WHAT YOU ARE ASKED TO DO: How many lines hold the string "name"? Give only the number.

DATA ROWS:
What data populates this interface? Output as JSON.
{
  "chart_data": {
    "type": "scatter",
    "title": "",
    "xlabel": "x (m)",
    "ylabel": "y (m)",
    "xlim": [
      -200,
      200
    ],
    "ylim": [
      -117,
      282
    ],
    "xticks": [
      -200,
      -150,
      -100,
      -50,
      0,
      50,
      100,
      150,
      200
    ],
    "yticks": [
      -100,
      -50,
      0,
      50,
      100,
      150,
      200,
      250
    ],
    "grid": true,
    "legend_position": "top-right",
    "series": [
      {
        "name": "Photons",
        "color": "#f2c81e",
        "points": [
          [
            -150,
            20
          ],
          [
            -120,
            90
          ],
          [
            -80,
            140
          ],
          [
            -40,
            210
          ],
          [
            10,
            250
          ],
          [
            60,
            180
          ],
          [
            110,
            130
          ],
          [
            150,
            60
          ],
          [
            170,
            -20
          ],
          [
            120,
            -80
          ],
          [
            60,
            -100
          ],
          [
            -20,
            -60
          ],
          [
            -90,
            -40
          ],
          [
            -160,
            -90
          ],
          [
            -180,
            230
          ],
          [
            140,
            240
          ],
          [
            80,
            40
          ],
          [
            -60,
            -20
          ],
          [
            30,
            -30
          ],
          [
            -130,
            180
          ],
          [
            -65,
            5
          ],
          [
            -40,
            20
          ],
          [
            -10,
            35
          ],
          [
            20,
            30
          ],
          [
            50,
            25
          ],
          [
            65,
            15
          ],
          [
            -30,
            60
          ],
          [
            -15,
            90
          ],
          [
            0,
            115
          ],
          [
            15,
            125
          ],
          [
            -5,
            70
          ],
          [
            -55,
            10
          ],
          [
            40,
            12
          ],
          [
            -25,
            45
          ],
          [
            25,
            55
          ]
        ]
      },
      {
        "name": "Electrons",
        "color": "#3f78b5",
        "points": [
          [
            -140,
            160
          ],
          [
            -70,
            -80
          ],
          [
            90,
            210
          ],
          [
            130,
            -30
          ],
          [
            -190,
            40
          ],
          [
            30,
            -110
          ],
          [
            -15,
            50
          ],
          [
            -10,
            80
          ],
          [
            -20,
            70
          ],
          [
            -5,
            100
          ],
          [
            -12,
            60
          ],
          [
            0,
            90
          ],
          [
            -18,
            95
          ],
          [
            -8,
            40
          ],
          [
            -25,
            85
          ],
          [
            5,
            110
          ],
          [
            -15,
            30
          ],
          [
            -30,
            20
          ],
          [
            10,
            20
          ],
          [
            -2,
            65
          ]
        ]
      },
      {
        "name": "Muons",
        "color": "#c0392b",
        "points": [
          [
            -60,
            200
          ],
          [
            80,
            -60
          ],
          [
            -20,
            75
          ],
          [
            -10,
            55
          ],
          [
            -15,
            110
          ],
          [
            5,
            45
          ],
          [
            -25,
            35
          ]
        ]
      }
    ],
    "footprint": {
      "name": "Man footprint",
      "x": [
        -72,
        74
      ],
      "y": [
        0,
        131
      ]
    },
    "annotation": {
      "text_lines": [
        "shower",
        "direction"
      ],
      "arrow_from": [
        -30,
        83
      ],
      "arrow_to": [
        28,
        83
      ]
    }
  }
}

RESULT FOR THIS TASK: 4